CHALLENGE –
From the records below, extract all the text exactly and leave the images behind.

SOURCE MATERIAL –

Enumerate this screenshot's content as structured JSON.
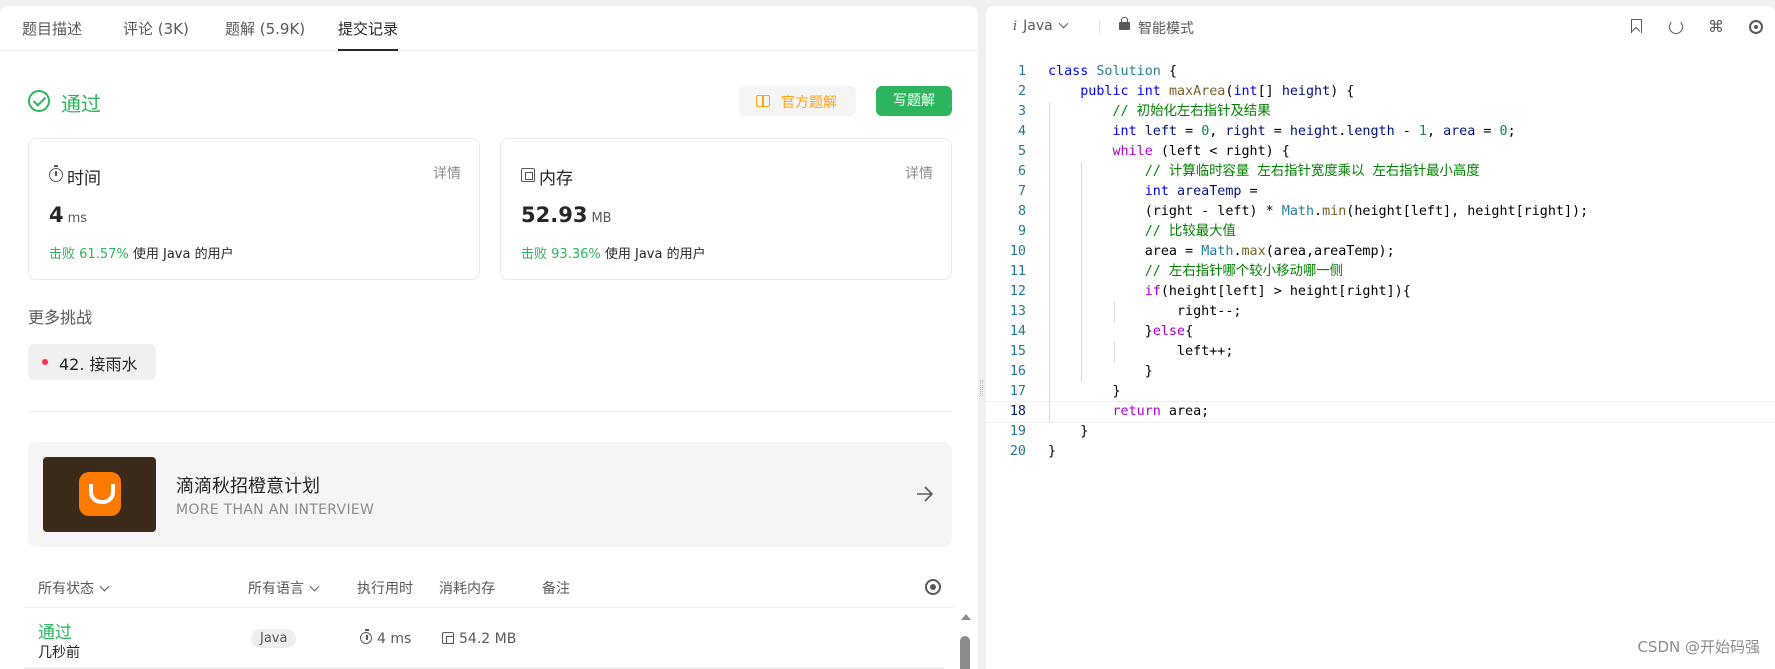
{
  "tabs": [
    {
      "label": "题目描述"
    },
    {
      "label": "评论 (3K)"
    },
    {
      "label": "题解 (5.9K)"
    },
    {
      "label": "提交记录"
    }
  ],
  "result": {
    "status": "通过",
    "official_solution_label": "官方题解",
    "write_solution_label": "写题解"
  },
  "time_card": {
    "title": "时间",
    "detail": "详情",
    "value": "4",
    "unit": "ms",
    "beat_prefix": "击败",
    "beat_pct": "61.57%",
    "beat_suffix": "使用 Java 的用户"
  },
  "memory_card": {
    "title": "内存",
    "detail": "详情",
    "value": "52.93",
    "unit": "MB",
    "beat_prefix": "击败",
    "beat_pct": "93.36%",
    "beat_suffix": "使用 Java 的用户"
  },
  "more": {
    "title": "更多挑战",
    "challenge": "42. 接雨水"
  },
  "banner": {
    "title": "滴滴秋招橙意计划",
    "subtitle": "MORE THAN AN INTERVIEW"
  },
  "list": {
    "headers": {
      "status": "所有状态",
      "language": "所有语言",
      "runtime": "执行用时",
      "memory": "消耗内存",
      "notes": "备注"
    },
    "rows": [
      {
        "status": "通过",
        "time": "几秒前",
        "language": "Java",
        "runtime": "4 ms",
        "memory": "54.2 MB"
      }
    ]
  },
  "editor": {
    "language": "Java",
    "mode": "智能模式",
    "current_line": 18
  },
  "code": [
    {
      "n": "1",
      "html": "<span class=\"kw\">class</span> <span class=\"cls\">Solution</span> {"
    },
    {
      "n": "2",
      "html": "    <span class=\"kw\">public</span> <span class=\"kw\">int</span> <span class=\"fn\">maxArea</span>(<span class=\"kw\">int</span>[] <span class=\"var\">height</span>) {"
    },
    {
      "n": "3",
      "html": "        <span class=\"cm\">// 初始化左右指针及结果</span>"
    },
    {
      "n": "4",
      "html": "        <span class=\"kw\">int</span> <span class=\"var\">left</span> = <span class=\"num\">0</span>, <span class=\"var\">right</span> = <span class=\"var\">height</span>.<span class=\"var\">length</span> - <span class=\"num\">1</span>, <span class=\"var\">area</span> = <span class=\"num\">0</span>;"
    },
    {
      "n": "5",
      "html": "        <span class=\"ctl\">while</span> (left &lt; right) {"
    },
    {
      "n": "6",
      "html": "            <span class=\"cm\">// 计算临时容量 左右指针宽度乘以 左右指针最小高度</span>"
    },
    {
      "n": "7",
      "html": "            <span class=\"kw\">int</span> <span class=\"var\">areaTemp</span> ="
    },
    {
      "n": "8",
      "html": "            (right - left) * <span class=\"cls\">Math</span>.<span class=\"fn\">min</span>(height[left], height[right]);"
    },
    {
      "n": "9",
      "html": "            <span class=\"cm\">// 比较最大值</span>"
    },
    {
      "n": "10",
      "html": "            area = <span class=\"cls\">Math</span>.<span class=\"fn\">max</span>(area,areaTemp);"
    },
    {
      "n": "11",
      "html": "            <span class=\"cm\">// 左右指针哪个较小移动哪一侧</span>"
    },
    {
      "n": "12",
      "html": "            <span class=\"ctl\">if</span>(height[left] &gt; height[right]){"
    },
    {
      "n": "13",
      "html": "                right--;"
    },
    {
      "n": "14",
      "html": "            }<span class=\"ctl\">else</span>{"
    },
    {
      "n": "15",
      "html": "                left++;"
    },
    {
      "n": "16",
      "html": "            }"
    },
    {
      "n": "17",
      "html": "        }"
    },
    {
      "n": "18",
      "html": "        <span class=\"ctl\">return</span> area;"
    },
    {
      "n": "19",
      "html": "    }"
    },
    {
      "n": "20",
      "html": "}"
    }
  ],
  "watermark": "CSDN @开始码强",
  "colors": {
    "accent_green": "#2db55d",
    "accent_orange": "#ffa116"
  }
}
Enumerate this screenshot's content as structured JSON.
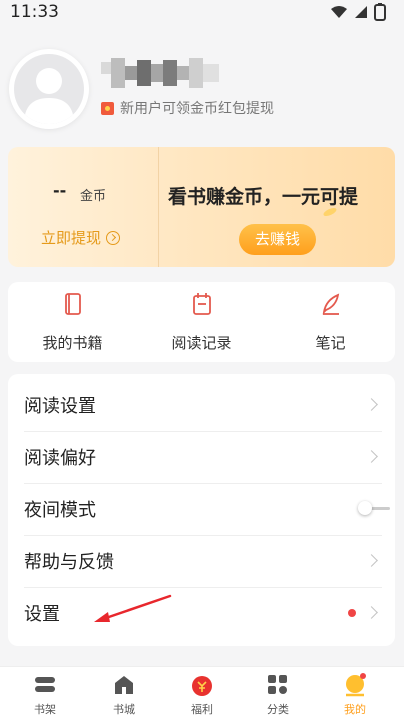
{
  "status_bar": {
    "time": "11:33"
  },
  "profile": {
    "tip": "新用户可领金币红包提现"
  },
  "coin_card": {
    "coin_value": "--",
    "coin_unit": "金币",
    "withdraw_label": "立即提现",
    "promo_title": "看书赚金币，一元可提",
    "earn_button": "去赚钱"
  },
  "quick_links": [
    {
      "label": "我的书籍",
      "icon": "book-icon"
    },
    {
      "label": "阅读记录",
      "icon": "history-icon"
    },
    {
      "label": "笔记",
      "icon": "pen-icon"
    }
  ],
  "menu": [
    {
      "label": "阅读设置",
      "type": "chevron"
    },
    {
      "label": "阅读偏好",
      "type": "chevron"
    },
    {
      "label": "夜间模式",
      "type": "toggle",
      "value": "off"
    },
    {
      "label": "帮助与反馈",
      "type": "chevron"
    },
    {
      "label": "设置",
      "type": "chevron",
      "badge": "red-dot"
    }
  ],
  "bottom_nav": [
    {
      "label": "书架",
      "icon": "bookshelf-icon"
    },
    {
      "label": "书城",
      "icon": "store-icon"
    },
    {
      "label": "福利",
      "icon": "gift-icon"
    },
    {
      "label": "分类",
      "icon": "category-icon"
    },
    {
      "label": "我的",
      "icon": "profile-icon",
      "active": true
    }
  ],
  "colors": {
    "accent": "#ff9f1c",
    "badge": "#f04545",
    "icon_red": "#e45a4e"
  }
}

REPLY TO THE EXERCISE –
Enumerate this screenshot's content as structured JSON.
{
  "tabs": [
    {
      "label": "题目描述"
    },
    {
      "label": "评论 (3K)"
    },
    {
      "label": "题解 (5.9K)"
    },
    {
      "label": "提交记录"
    }
  ],
  "result": {
    "status": "通过",
    "official_solution_label": "官方题解",
    "write_solution_label": "写题解"
  },
  "time_card": {
    "title": "时间",
    "detail": "详情",
    "value": "4",
    "unit": "ms",
    "beat_prefix": "击败",
    "beat_pct": "61.57%",
    "beat_suffix": "使用 Java 的用户"
  },
  "memory_card": {
    "title": "内存",
    "detail": "详情",
    "value": "52.93",
    "unit": "MB",
    "beat_prefix": "击败",
    "beat_pct": "93.36%",
    "beat_suffix": "使用 Java 的用户"
  },
  "more": {
    "title": "更多挑战",
    "challenge": "42. 接雨水"
  },
  "banner": {
    "title": "滴滴秋招橙意计划",
    "subtitle": "MORE THAN AN INTERVIEW"
  },
  "list": {
    "headers": {
      "status": "所有状态",
      "language": "所有语言",
      "runtime": "执行用时",
      "memory": "消耗内存",
      "notes": "备注"
    },
    "rows": [
      {
        "status": "通过",
        "time": "几秒前",
        "language": "Java",
        "runtime": "4 ms",
        "memory": "54.2 MB"
      }
    ]
  },
  "editor": {
    "language": "Java",
    "mode": "智能模式",
    "current_line": 18
  },
  "code": [
    {
      "n": "1",
      "html": "<span class=\"kw\">class</span> <span class=\"cls\">Solution</span> {"
    },
    {
      "n": "2",
      "html": "    <span class=\"kw\">public</span> <span class=\"kw\">int</span> <span class=\"fn\">maxArea</span>(<span class=\"kw\">int</span>[] <span class=\"var\">height</span>) {"
    },
    {
      "n": "3",
      "html": "        <span class=\"cm\">// 初始化左右指针及结果</span>"
    },
    {
      "n": "4",
      "html": "        <span class=\"kw\">int</span> <span class=\"var\">left</span> = <span class=\"num\">0</span>, <span class=\"var\">right</span> = <span class=\"var\">height</span>.<span class=\"var\">length</span> - <span class=\"num\">1</span>, <span class=\"var\">area</span> = <span class=\"num\">0</span>;"
    },
    {
      "n": "5",
      "html": "        <span class=\"ctl\">while</span> (left &lt; right) {"
    },
    {
      "n": "6",
      "html": "            <span class=\"cm\">// 计算临时容量 左右指针宽度乘以 左右指针最小高度</span>"
    },
    {
      "n": "7",
      "html": "            <span class=\"kw\">int</span> <span class=\"var\">areaTemp</span> ="
    },
    {
      "n": "8",
      "html": "            (right - left) * <span class=\"cls\">Math</span>.<span class=\"fn\">min</span>(height[left], height[right]);"
    },
    {
      "n": "9",
      "html": "            <span class=\"cm\">// 比较最大值</span>"
    },
    {
      "n": "10",
      "html": "            area = <span class=\"cls\">Math</span>.<span class=\"fn\">max</span>(area,areaTemp);"
    },
    {
      "n": "11",
      "html": "            <span class=\"cm\">// 左右指针哪个较小移动哪一侧</span>"
    },
    {
      "n": "12",
      "html": "            <span class=\"ctl\">if</span>(height[left] &gt; height[right]){"
    },
    {
      "n": "13",
      "html": "                right--;"
    },
    {
      "n": "14",
      "html": "            }<span class=\"ctl\">else</span>{"
    },
    {
      "n": "15",
      "html": "                left++;"
    },
    {
      "n": "16",
      "html": "            }"
    },
    {
      "n": "17",
      "html": "        }"
    },
    {
      "n": "18",
      "html": "        <span class=\"ctl\">return</span> area;"
    },
    {
      "n": "19",
      "html": "    }"
    },
    {
      "n": "20",
      "html": "}"
    }
  ],
  "watermark": "CSDN @开始码强",
  "colors": {
    "accent_green": "#2db55d",
    "accent_orange": "#ffa116"
  }
}
Enumerate this screenshot's content as structured JSON.
{
  "status_bar": {
    "time": "11:33"
  },
  "profile": {
    "tip": "新用户可领金币红包提现"
  },
  "coin_card": {
    "coin_value": "--",
    "coin_unit": "金币",
    "withdraw_label": "立即提现",
    "promo_title": "看书赚金币，一元可提",
    "earn_button": "去赚钱"
  },
  "quick_links": [
    {
      "label": "我的书籍",
      "icon": "book-icon"
    },
    {
      "label": "阅读记录",
      "icon": "history-icon"
    },
    {
      "label": "笔记",
      "icon": "pen-icon"
    }
  ],
  "menu": [
    {
      "label": "阅读设置",
      "type": "chevron"
    },
    {
      "label": "阅读偏好",
      "type": "chevron"
    },
    {
      "label": "夜间模式",
      "type": "toggle",
      "value": "off"
    },
    {
      "label": "帮助与反馈",
      "type": "chevron"
    },
    {
      "label": "设置",
      "type": "chevron",
      "badge": "red-dot"
    }
  ],
  "bottom_nav": [
    {
      "label": "书架",
      "icon": "bookshelf-icon"
    },
    {
      "label": "书城",
      "icon": "store-icon"
    },
    {
      "label": "福利",
      "icon": "gift-icon"
    },
    {
      "label": "分类",
      "icon": "category-icon"
    },
    {
      "label": "我的",
      "icon": "profile-icon",
      "active": true
    }
  ],
  "colors": {
    "accent": "#ff9f1c",
    "badge": "#f04545",
    "icon_red": "#e45a4e"
  }
}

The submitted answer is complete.